**AVAILABLE RECORDS**
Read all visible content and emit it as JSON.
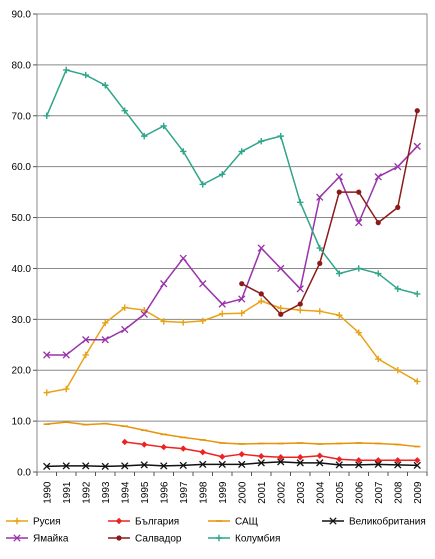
{
  "chart_data": {
    "type": "line",
    "title": "",
    "xlabel": "",
    "ylabel": "",
    "ylim": [
      0,
      90
    ],
    "y_ticks": [
      "0.0",
      "10.0",
      "20.0",
      "30.0",
      "40.0",
      "50.0",
      "60.0",
      "70.0",
      "80.0",
      "90.0"
    ],
    "grid": "horizontal",
    "legend_position": "bottom",
    "categories": [
      "1990",
      "1991",
      "1992",
      "1993",
      "1994",
      "1995",
      "1996",
      "1997",
      "1998",
      "1999",
      "2000",
      "2001",
      "2002",
      "2003",
      "2004",
      "2005",
      "2006",
      "2007",
      "2008",
      "2009"
    ],
    "series": [
      {
        "name": "Русия",
        "color": "#e8a317",
        "marker": "plus",
        "values": [
          15.6,
          16.3,
          23.0,
          29.3,
          32.3,
          31.8,
          29.6,
          29.4,
          29.7,
          31.1,
          31.2,
          33.6,
          32.2,
          31.8,
          31.6,
          30.8,
          27.4,
          22.2,
          20.0,
          17.8
        ]
      },
      {
        "name": "България",
        "color": "#ee2222",
        "marker": "diamond",
        "values": [
          null,
          null,
          null,
          null,
          5.9,
          5.4,
          4.9,
          4.6,
          3.9,
          3.0,
          3.5,
          3.1,
          2.9,
          2.9,
          3.2,
          2.5,
          2.3,
          2.3,
          2.3,
          2.3
        ]
      },
      {
        "name": "САЩ",
        "color": "#e8920a",
        "marker": "dash",
        "values": [
          9.4,
          9.8,
          9.3,
          9.5,
          9.0,
          8.2,
          7.4,
          6.8,
          6.3,
          5.7,
          5.5,
          5.6,
          5.6,
          5.7,
          5.5,
          5.6,
          5.7,
          5.6,
          5.4,
          5.0
        ]
      },
      {
        "name": "Великобритания",
        "color": "#111111",
        "marker": "x",
        "values": [
          1.1,
          1.2,
          1.2,
          1.1,
          1.2,
          1.4,
          1.2,
          1.3,
          1.5,
          1.5,
          1.5,
          1.8,
          2.0,
          1.8,
          1.8,
          1.4,
          1.4,
          1.5,
          1.4,
          1.3
        ]
      },
      {
        "name": "Ямайка",
        "color": "#9933aa",
        "marker": "x",
        "values": [
          23.0,
          23.0,
          26.0,
          26.0,
          28.0,
          31.0,
          37.0,
          42.0,
          37.0,
          33.0,
          34.0,
          44.0,
          40.0,
          36.0,
          54.0,
          58.0,
          49.0,
          58.0,
          60.0,
          64.0
        ]
      },
      {
        "name": "Салвадор",
        "color": "#8b1a1a",
        "marker": "circle",
        "values": [
          null,
          null,
          null,
          null,
          null,
          null,
          null,
          null,
          null,
          null,
          37.0,
          35.0,
          31.0,
          33.0,
          41.0,
          55.0,
          55.0,
          49.0,
          52.0,
          71.0
        ]
      },
      {
        "name": "Колумбия",
        "color": "#2fa58a",
        "marker": "plus",
        "values": [
          70.0,
          79.0,
          78.0,
          76.0,
          71.0,
          66.0,
          68.0,
          63.0,
          56.5,
          58.5,
          63.0,
          65.0,
          66.0,
          53.0,
          44.0,
          39.0,
          40.0,
          39.0,
          36.0,
          35.0
        ]
      }
    ]
  }
}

**JOB**
Your task is to reproduce all of the material exactly. The pictures stay out.

**COMPLETE OUTPUT**
Read all visible content and emit it as JSON.
{
  "chart_data": {
    "type": "line",
    "title": "",
    "xlabel": "",
    "ylabel": "",
    "ylim": [
      0,
      90
    ],
    "y_ticks": [
      "0.0",
      "10.0",
      "20.0",
      "30.0",
      "40.0",
      "50.0",
      "60.0",
      "70.0",
      "80.0",
      "90.0"
    ],
    "grid": "horizontal",
    "legend_position": "bottom",
    "categories": [
      "1990",
      "1991",
      "1992",
      "1993",
      "1994",
      "1995",
      "1996",
      "1997",
      "1998",
      "1999",
      "2000",
      "2001",
      "2002",
      "2003",
      "2004",
      "2005",
      "2006",
      "2007",
      "2008",
      "2009"
    ],
    "series": [
      {
        "name": "Русия",
        "color": "#e8a317",
        "marker": "plus",
        "values": [
          15.6,
          16.3,
          23.0,
          29.3,
          32.3,
          31.8,
          29.6,
          29.4,
          29.7,
          31.1,
          31.2,
          33.6,
          32.2,
          31.8,
          31.6,
          30.8,
          27.4,
          22.2,
          20.0,
          17.8
        ]
      },
      {
        "name": "България",
        "color": "#ee2222",
        "marker": "diamond",
        "values": [
          null,
          null,
          null,
          null,
          5.9,
          5.4,
          4.9,
          4.6,
          3.9,
          3.0,
          3.5,
          3.1,
          2.9,
          2.9,
          3.2,
          2.5,
          2.3,
          2.3,
          2.3,
          2.3
        ]
      },
      {
        "name": "САЩ",
        "color": "#e8920a",
        "marker": "dash",
        "values": [
          9.4,
          9.8,
          9.3,
          9.5,
          9.0,
          8.2,
          7.4,
          6.8,
          6.3,
          5.7,
          5.5,
          5.6,
          5.6,
          5.7,
          5.5,
          5.6,
          5.7,
          5.6,
          5.4,
          5.0
        ]
      },
      {
        "name": "Великобритания",
        "color": "#111111",
        "marker": "x",
        "values": [
          1.1,
          1.2,
          1.2,
          1.1,
          1.2,
          1.4,
          1.2,
          1.3,
          1.5,
          1.5,
          1.5,
          1.8,
          2.0,
          1.8,
          1.8,
          1.4,
          1.4,
          1.5,
          1.4,
          1.3
        ]
      },
      {
        "name": "Ямайка",
        "color": "#9933aa",
        "marker": "x",
        "values": [
          23.0,
          23.0,
          26.0,
          26.0,
          28.0,
          31.0,
          37.0,
          42.0,
          37.0,
          33.0,
          34.0,
          44.0,
          40.0,
          36.0,
          54.0,
          58.0,
          49.0,
          58.0,
          60.0,
          64.0
        ]
      },
      {
        "name": "Салвадор",
        "color": "#8b1a1a",
        "marker": "circle",
        "values": [
          null,
          null,
          null,
          null,
          null,
          null,
          null,
          null,
          null,
          null,
          37.0,
          35.0,
          31.0,
          33.0,
          41.0,
          55.0,
          55.0,
          49.0,
          52.0,
          71.0
        ]
      },
      {
        "name": "Колумбия",
        "color": "#2fa58a",
        "marker": "plus",
        "values": [
          70.0,
          79.0,
          78.0,
          76.0,
          71.0,
          66.0,
          68.0,
          63.0,
          56.5,
          58.5,
          63.0,
          65.0,
          66.0,
          53.0,
          44.0,
          39.0,
          40.0,
          39.0,
          36.0,
          35.0
        ]
      }
    ]
  }
}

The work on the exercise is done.